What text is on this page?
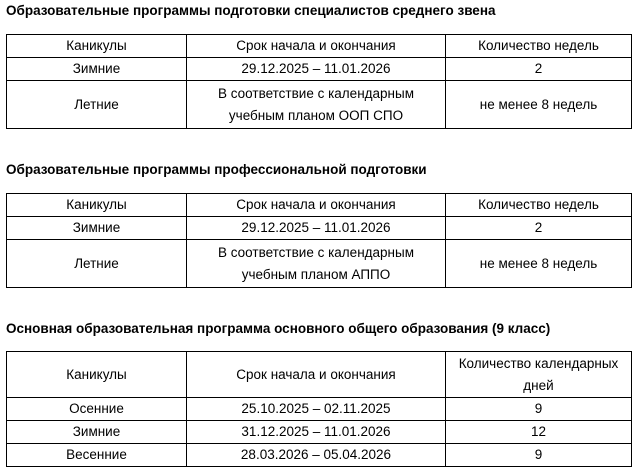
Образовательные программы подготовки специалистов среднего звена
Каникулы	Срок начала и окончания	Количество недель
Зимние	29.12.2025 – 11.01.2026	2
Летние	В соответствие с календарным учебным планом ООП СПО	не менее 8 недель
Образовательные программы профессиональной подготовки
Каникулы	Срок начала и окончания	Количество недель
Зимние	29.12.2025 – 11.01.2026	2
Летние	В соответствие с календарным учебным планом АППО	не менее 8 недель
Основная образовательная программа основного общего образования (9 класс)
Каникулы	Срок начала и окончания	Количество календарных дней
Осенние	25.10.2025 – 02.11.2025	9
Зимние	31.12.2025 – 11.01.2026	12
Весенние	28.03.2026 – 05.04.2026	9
**********
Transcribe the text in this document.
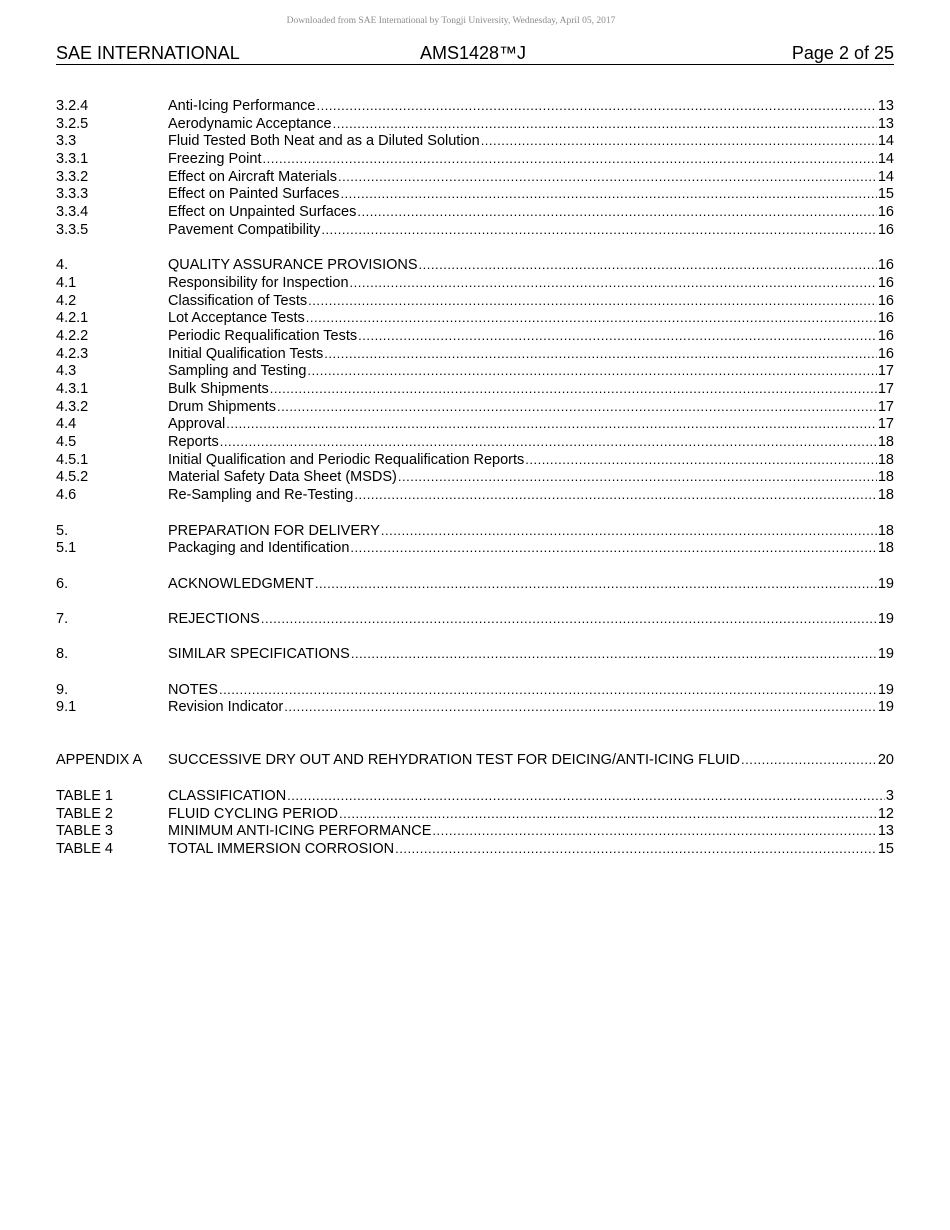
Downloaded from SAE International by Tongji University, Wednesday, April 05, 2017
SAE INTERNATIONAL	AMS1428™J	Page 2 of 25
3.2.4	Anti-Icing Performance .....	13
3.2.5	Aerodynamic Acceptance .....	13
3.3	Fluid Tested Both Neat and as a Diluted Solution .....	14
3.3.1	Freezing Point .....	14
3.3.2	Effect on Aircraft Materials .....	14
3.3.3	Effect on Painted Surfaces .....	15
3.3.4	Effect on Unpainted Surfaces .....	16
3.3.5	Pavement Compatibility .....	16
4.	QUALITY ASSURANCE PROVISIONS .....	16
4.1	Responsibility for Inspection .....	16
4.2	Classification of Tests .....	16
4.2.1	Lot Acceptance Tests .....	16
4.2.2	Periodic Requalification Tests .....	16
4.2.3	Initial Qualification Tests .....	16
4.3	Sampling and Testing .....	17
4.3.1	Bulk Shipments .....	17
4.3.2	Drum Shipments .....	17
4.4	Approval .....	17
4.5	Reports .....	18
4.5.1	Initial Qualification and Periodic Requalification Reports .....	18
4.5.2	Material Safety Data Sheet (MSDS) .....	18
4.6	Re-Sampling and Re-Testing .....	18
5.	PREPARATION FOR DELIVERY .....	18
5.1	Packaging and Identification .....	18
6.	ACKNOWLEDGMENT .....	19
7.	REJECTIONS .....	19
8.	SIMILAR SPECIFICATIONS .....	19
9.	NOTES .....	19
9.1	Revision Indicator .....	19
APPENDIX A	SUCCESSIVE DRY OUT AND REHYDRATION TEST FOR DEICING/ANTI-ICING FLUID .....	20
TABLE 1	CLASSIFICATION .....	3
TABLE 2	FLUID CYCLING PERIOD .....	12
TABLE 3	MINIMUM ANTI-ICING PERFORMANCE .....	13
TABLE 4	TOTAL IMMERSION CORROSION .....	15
**********
* _What this task involves_: From the data above, show each line that contains "TABLE".

* _Exercise result_:
TABLE 1	CLASSIFICATION .....	3
TABLE 2	FLUID CYCLING PERIOD .....	12
TABLE 3	MINIMUM ANTI-ICING PERFORMANCE .....	13
TABLE 4	TOTAL IMMERSION CORROSION .....	15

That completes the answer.